» Fonte:
○ ○ ○ ○

Marx denominava de “improdutivo” o trabalho, que apesar de necessário, não era capaz de gerar “riqueza abstrata”, considerando que o único objetivo do modo de produção capitalista é reproduzir essa forma de riqueza que se expressa na forma dinheiro. Na sociedade capitalista as duas formas de trabalho, produtivo, gerador de mais-valia, e improdutivo que só consome e não gera mais-valia, convivem e atende as necessidades dessa forma de produção. A mesma fábrica que precisa do trabalhador produtivo para fabricar pneus ou outras mercadorias, necessita do contador para calcular os custos de produção dos pneus e o dinheiro que retorna para o bolso do capitalista acrescido do lucro.

Com o aumento da produtividade pela introdução de máquinas que substitui os trabalhadores produtivos na linha de produção das indústrias, nos serviços e na agricultura, o trabalho improdutivo se mantém e, até mesmo se expande relativamente ao trabalho produtivo para atender antiga e novas demandas. Observemos essa passagem no mesmo artigo em que o articulista trata das “atividades de soma zero”: “Várias ocupações se enquadram nessa categoria: cibercriminosos e os especialistas cibernéticos empregados pelas empresas para rechaçar seus ataques; advogados (tanto pessoais quanto corporativos); boa parte das transações financeiras e da gestão de ativos; contadores fiscais e autoridades de arrecadação; publicidade e marketing para consolidar a marca X em detrimento da marca Y; políticos em campanha e institutos de análise e pesquisa que defendem políticas públicas opostas; e mesmo professores que tentam garantir que seus alunos obtenham as notas relativas mais elevadas para sustentar o sucesso futuro.”

○ ○ ○ ○

» Material recolhido:
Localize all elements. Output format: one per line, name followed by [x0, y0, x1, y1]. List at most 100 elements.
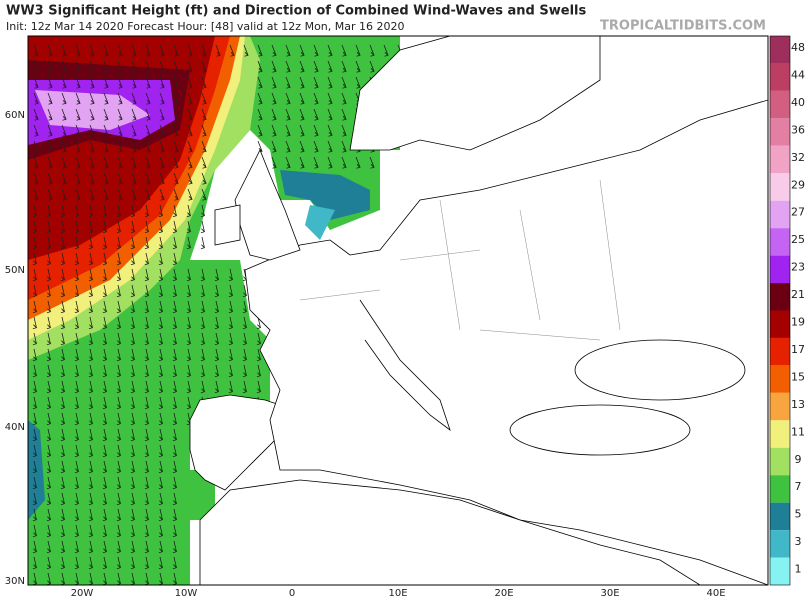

○ ○ ○ ○

» Tarefas a realizar:
1/ Indique se cada afirmação concorda com o texto sobre trabalho produtivo e improdutivo, respondendo sim ou não e citando literalmente as palavras do texto que decidem a resposta: (a) o trabalho improdutivo gera mais-valia; (b) o trabalho improdutivo pode se expandir em relação ao trabalho produtivo; (c) professores aparecem entre as ocupações citadas como atividades de soma zero.
2/ Segundo o texto sobre trabalho produtivo e improdutivo, para que a fábrica precisa do contador?
Para responder, utilize somente o texto.

» Lista de soluções:
1/
(a) Não: "improdutivo que só consome e não gera mais-valia".
(b) Sim: "o trabalho improdutivo se mantém e, até mesmo se expande relativamente ao trabalho produtivo".
(c) Sim: "e mesmo professores que tentam garantir que seus alunos obtenham as notas relativas mais elevadas para sustentar o sucesso futuro".

2/ A fábrica precisa do contador para calcular os custos de produção dos pneus e o dinheiro que retorna para o bolso do capitalista acrescido do lucro.